**Task**
Write the data out again in full, with no departure from the original.
═════ Data extract ═════
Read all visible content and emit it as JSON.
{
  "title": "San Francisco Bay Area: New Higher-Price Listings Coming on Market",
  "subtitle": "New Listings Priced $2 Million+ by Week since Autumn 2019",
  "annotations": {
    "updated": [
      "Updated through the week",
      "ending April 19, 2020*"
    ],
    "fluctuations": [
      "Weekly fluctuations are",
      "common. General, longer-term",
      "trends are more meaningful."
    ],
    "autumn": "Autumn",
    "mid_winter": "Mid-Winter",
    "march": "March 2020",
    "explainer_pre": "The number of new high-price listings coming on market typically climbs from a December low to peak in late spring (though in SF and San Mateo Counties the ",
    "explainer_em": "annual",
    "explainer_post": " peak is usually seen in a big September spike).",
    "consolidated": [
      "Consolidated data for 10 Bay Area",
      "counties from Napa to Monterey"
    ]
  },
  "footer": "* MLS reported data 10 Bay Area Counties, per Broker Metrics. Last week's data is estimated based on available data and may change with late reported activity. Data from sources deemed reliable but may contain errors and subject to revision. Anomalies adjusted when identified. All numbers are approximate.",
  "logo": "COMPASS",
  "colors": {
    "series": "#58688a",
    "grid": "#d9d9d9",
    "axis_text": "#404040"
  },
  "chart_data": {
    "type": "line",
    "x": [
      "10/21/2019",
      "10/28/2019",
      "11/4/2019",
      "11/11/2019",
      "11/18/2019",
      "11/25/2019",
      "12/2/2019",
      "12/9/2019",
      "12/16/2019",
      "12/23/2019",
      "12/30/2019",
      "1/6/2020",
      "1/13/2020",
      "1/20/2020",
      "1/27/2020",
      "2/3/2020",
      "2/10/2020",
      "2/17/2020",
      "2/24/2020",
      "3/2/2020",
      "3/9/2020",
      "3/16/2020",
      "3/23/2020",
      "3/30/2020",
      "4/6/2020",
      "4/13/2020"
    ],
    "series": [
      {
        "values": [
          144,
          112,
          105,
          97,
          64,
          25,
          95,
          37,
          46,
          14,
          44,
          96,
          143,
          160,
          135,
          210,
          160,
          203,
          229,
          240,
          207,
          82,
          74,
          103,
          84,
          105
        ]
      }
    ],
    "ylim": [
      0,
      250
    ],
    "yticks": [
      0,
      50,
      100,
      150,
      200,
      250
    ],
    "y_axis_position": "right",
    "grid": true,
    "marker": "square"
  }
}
═════
**Output for this task**
Read all visible content and emit it as JSON.
{
  "title": "San Francisco Bay Area: New Higher-Price Listings Coming on Market",
  "subtitle": "New Listings Priced $2 Million+ by Week since Autumn 2019",
  "annotations": {
    "updated": [
      "Updated through the week",
      "ending April 19, 2020*"
    ],
    "fluctuations": [
      "Weekly fluctuations are",
      "common. General, longer-term",
      "trends are more meaningful."
    ],
    "autumn": "Autumn",
    "mid_winter": "Mid-Winter",
    "march": "March 2020",
    "explainer_pre": "The number of new high-price listings coming on market typically climbs from a December low to peak in late spring (though in SF and San Mateo Counties the ",
    "explainer_em": "annual",
    "explainer_post": " peak is usually seen in a big September spike).",
    "consolidated": [
      "Consolidated data for 10 Bay Area",
      "counties from Napa to Monterey"
    ]
  },
  "footer": "* MLS reported data 10 Bay Area Counties, per Broker Metrics. Last week's data is estimated based on available data and may change with late reported activity. Data from sources deemed reliable but may contain errors and subject to revision. Anomalies adjusted when identified. All numbers are approximate.",
  "logo": "COMPASS",
  "colors": {
    "series": "#58688a",
    "grid": "#d9d9d9",
    "axis_text": "#404040"
  },
  "chart_data": {
    "type": "line",
    "x": [
      "10/21/2019",
      "10/28/2019",
      "11/4/2019",
      "11/11/2019",
      "11/18/2019",
      "11/25/2019",
      "12/2/2019",
      "12/9/2019",
      "12/16/2019",
      "12/23/2019",
      "12/30/2019",
      "1/6/2020",
      "1/13/2020",
      "1/20/2020",
      "1/27/2020",
      "2/3/2020",
      "2/10/2020",
      "2/17/2020",
      "2/24/2020",
      "3/2/2020",
      "3/9/2020",
      "3/16/2020",
      "3/23/2020",
      "3/30/2020",
      "4/6/2020",
      "4/13/2020"
    ],
    "series": [
      {
        "values": [
          144,
          112,
          105,
          97,
          64,
          25,
          95,
          37,
          46,
          14,
          44,
          96,
          143,
          160,
          135,
          210,
          160,
          203,
          229,
          240,
          207,
          82,
          74,
          103,
          84,
          105
        ]
      }
    ],
    "ylim": [
      0,
      250
    ],
    "yticks": [
      0,
      50,
      100,
      150,
      200,
      250
    ],
    "y_axis_position": "right",
    "grid": true,
    "marker": "square"
  }
}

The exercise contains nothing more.